Using the listing below, extract each line that has the word "this" in it.

[start DATA RECORDS]

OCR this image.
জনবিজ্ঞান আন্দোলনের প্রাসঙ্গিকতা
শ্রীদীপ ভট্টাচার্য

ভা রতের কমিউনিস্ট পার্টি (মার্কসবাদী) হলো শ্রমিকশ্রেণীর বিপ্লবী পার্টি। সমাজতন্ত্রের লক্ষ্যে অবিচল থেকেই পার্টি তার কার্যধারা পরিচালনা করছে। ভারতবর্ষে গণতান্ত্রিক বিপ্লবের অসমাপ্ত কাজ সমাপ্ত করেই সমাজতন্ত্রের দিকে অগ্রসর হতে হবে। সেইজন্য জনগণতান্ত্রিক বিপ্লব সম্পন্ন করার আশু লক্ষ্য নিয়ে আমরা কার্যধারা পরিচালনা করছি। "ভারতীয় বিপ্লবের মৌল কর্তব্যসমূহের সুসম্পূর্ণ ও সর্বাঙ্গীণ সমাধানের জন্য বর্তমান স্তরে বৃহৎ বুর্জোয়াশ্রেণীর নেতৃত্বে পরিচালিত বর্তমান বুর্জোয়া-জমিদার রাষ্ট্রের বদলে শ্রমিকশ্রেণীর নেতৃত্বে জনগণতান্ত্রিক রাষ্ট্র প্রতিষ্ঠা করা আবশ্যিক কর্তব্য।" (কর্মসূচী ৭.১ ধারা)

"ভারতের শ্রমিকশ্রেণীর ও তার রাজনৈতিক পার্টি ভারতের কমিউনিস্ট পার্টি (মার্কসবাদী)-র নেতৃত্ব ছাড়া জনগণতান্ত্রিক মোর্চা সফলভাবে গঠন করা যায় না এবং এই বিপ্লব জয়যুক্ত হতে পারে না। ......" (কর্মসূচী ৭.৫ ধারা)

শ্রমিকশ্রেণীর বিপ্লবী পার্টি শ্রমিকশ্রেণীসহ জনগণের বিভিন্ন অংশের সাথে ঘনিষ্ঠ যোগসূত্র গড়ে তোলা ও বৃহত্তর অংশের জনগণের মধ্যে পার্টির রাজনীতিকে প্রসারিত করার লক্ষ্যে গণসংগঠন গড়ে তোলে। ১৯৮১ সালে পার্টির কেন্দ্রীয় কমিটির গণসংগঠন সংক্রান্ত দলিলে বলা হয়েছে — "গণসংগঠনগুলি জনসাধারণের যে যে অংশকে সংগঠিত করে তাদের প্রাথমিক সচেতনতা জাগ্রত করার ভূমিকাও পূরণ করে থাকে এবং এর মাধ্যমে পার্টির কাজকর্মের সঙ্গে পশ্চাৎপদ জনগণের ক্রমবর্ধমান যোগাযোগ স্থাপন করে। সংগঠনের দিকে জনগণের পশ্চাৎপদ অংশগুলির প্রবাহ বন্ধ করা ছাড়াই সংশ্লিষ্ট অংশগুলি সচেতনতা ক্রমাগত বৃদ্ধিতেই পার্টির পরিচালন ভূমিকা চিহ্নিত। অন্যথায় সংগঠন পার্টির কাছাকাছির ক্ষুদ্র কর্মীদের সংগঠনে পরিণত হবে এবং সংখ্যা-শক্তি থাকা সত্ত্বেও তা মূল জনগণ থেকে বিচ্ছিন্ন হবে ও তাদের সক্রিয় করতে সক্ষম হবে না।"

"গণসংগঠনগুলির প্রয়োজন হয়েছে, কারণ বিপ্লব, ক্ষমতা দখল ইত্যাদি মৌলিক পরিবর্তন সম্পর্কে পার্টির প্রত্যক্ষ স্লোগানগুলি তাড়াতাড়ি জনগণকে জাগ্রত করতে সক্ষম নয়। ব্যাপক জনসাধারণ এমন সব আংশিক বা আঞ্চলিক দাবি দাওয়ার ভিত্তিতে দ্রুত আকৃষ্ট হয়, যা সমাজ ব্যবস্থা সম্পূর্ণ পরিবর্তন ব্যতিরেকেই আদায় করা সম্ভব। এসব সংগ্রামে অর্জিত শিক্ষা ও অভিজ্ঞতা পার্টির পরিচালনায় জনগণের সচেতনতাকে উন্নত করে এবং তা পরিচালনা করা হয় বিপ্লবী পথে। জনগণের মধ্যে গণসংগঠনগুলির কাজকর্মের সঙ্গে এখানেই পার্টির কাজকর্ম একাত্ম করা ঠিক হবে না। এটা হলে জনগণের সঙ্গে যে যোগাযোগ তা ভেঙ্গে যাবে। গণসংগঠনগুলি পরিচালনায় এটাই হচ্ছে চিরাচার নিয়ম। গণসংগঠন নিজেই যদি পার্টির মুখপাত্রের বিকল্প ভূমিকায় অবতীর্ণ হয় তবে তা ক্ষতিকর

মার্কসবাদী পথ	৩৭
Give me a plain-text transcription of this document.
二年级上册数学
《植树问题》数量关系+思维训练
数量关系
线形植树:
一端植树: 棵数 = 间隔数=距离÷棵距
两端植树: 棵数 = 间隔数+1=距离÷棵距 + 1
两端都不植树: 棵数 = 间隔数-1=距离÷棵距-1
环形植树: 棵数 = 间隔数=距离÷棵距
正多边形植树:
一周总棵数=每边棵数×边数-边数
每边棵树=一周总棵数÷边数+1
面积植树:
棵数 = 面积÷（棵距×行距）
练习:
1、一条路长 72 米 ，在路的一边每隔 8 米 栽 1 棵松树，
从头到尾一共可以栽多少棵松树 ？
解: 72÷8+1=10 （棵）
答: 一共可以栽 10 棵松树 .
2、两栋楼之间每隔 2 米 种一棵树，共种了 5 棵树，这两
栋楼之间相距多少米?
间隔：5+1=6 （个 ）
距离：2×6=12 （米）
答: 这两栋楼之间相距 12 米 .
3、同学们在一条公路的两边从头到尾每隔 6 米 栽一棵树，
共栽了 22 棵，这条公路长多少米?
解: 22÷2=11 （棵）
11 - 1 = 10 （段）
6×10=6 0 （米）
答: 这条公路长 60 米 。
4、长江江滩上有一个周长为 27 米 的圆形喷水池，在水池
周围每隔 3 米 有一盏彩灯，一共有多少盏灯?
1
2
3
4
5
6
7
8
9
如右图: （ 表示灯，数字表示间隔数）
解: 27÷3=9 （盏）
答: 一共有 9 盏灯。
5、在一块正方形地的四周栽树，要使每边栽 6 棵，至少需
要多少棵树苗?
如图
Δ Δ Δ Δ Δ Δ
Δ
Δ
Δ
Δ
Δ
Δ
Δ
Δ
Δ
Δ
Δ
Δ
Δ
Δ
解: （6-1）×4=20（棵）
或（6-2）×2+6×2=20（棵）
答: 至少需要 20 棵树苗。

[end DATA RECORDS]

**CORRECT RESULT**
OCR this image.
Give me a plain-text transcription of this document.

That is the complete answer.